> _Stated goal_: Copy out all of the material exactly.

> _Extracted data entries_:
====
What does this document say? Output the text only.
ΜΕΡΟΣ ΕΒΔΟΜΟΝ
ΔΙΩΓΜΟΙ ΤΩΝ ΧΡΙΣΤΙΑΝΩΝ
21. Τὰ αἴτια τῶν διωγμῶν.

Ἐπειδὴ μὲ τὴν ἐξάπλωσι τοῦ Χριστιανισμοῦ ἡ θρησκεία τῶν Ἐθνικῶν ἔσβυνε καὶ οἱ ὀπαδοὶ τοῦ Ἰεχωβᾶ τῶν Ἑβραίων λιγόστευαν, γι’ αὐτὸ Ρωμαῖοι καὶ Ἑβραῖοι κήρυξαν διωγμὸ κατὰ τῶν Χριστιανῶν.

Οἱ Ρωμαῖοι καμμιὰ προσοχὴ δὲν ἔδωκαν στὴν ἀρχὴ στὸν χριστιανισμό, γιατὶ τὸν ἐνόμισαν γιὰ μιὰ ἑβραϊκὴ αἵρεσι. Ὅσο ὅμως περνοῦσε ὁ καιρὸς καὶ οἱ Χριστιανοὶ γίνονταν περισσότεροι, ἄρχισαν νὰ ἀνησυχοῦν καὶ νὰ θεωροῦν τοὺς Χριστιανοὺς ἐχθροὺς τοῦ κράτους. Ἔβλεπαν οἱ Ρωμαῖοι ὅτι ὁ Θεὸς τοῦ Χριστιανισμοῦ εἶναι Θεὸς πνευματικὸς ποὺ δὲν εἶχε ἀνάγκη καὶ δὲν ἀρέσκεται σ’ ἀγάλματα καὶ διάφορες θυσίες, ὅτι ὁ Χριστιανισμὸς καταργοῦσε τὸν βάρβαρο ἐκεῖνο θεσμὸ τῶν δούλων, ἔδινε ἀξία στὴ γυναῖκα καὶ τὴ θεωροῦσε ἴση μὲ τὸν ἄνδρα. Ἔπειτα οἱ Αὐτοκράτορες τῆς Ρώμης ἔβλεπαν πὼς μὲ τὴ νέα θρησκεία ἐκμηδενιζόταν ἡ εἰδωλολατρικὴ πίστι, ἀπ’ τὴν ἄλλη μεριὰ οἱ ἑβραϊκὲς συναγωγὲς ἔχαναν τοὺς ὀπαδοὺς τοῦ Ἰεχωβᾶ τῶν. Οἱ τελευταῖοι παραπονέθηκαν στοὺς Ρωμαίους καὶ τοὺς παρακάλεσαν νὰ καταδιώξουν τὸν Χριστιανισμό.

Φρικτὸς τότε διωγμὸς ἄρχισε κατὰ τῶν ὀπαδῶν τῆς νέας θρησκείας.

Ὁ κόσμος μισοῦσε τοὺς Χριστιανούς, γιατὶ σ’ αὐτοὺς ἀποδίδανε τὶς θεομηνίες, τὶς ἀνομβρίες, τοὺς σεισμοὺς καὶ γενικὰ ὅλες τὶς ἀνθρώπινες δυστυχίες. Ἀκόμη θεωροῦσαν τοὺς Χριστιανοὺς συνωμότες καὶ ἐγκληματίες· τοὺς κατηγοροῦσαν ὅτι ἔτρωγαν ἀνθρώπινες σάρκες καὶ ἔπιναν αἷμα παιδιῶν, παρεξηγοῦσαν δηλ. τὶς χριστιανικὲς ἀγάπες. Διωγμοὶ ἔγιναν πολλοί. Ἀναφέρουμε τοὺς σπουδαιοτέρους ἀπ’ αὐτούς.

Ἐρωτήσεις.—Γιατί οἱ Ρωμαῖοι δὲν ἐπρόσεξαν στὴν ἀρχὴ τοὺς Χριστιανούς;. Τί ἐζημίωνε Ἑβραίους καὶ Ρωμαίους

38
====
> _The answer_:
What does this document say? Output the text only.
ΜΕΡΟΣ ΕΒΔΟΜΟΝ
ΔΙΩΓΜΟΙ ΤΩΝ ΧΡΙΣΤΙΑΝΩΝ
21. Τὰ αἴτια τῶν διωγμῶν.

Ἐπειδὴ μὲ τὴν ἐξάπλωσι τοῦ Χριστιανισμοῦ ἡ θρησκεία τῶν Ἐθνικῶν ἔσβυνε καὶ οἱ ὀπαδοὶ τοῦ Ἰεχωβᾶ τῶν Ἑβραίων λιγόστευαν, γι’ αὐτὸ Ρωμαῖοι καὶ Ἑβραῖοι κήρυξαν διωγμὸ κατὰ τῶν Χριστιανῶν.

Οἱ Ρωμαῖοι καμμιὰ προσοχὴ δὲν ἔδωκαν στὴν ἀρχὴ στὸν χριστιανισμό, γιατὶ τὸν ἐνόμισαν γιὰ μιὰ ἑβραϊκὴ αἵρεσι. Ὅσο ὅμως περνοῦσε ὁ καιρὸς καὶ οἱ Χριστιανοὶ γίνονταν περισσότεροι, ἄρχισαν νὰ ἀνησυχοῦν καὶ νὰ θεωροῦν τοὺς Χριστιανοὺς ἐχθροὺς τοῦ κράτους. Ἔβλεπαν οἱ Ρωμαῖοι ὅτι ὁ Θεὸς τοῦ Χριστιανισμοῦ εἶναι Θεὸς πνευματικὸς ποὺ δὲν εἶχε ἀνάγκη καὶ δὲν ἀρέσκεται σ’ ἀγάλματα καὶ διάφορες θυσίες, ὅτι ὁ Χριστιανισμὸς καταργοῦσε τὸν βάρβαρο ἐκεῖνο θεσμὸ τῶν δούλων, ἔδινε ἀξία στὴ γυναῖκα καὶ τὴ θεωροῦσε ἴση μὲ τὸν ἄνδρα. Ἔπειτα οἱ Αὐτοκράτορες τῆς Ρώμης ἔβλεπαν πὼς μὲ τὴ νέα θρησκεία ἐκμηδενιζόταν ἡ εἰδωλολατρικὴ πίστι, ἀπ’ τὴν ἄλλη μεριὰ οἱ ἑβραϊκὲς συναγωγὲς ἔχαναν τοὺς ὀπαδοὺς τοῦ Ἰεχωβᾶ τῶν. Οἱ τελευταῖοι παραπονέθηκαν στοὺς Ρωμαίους καὶ τοὺς παρακάλεσαν νὰ καταδιώξουν τὸν Χριστιανισμό.

Φρικτὸς τότε διωγμὸς ἄρχισε κατὰ τῶν ὀπαδῶν τῆς νέας θρησκείας.

Ὁ κόσμος μισοῦσε τοὺς Χριστιανούς, γιατὶ σ’ αὐτοὺς ἀποδίδανε τὶς θεομηνίες, τὶς ἀνομβρίες, τοὺς σεισμοὺς καὶ γενικὰ ὅλες τὶς ἀνθρώπινες δυστυχίες. Ἀκόμη θεωροῦσαν τοὺς Χριστιανοὺς συνωμότες καὶ ἐγκληματίες· τοὺς κατηγοροῦσαν ὅτι ἔτρωγαν ἀνθρώπινες σάρκες καὶ ἔπιναν αἷμα παιδιῶν, παρεξηγοῦσαν δηλ. τὶς χριστιανικὲς ἀγάπες. Διωγμοὶ ἔγιναν πολλοί. Ἀναφέρουμε τοὺς σπουδαιοτέρους ἀπ’ αὐτούς.

Ἐρωτήσεις.—Γιατί οἱ Ρωμαῖοι δὲν ἐπρόσεξαν στὴν ἀρχὴ τοὺς Χριστιανούς;. Τί ἐζημίωνε Ἑβραίους καὶ Ρωμαίους

38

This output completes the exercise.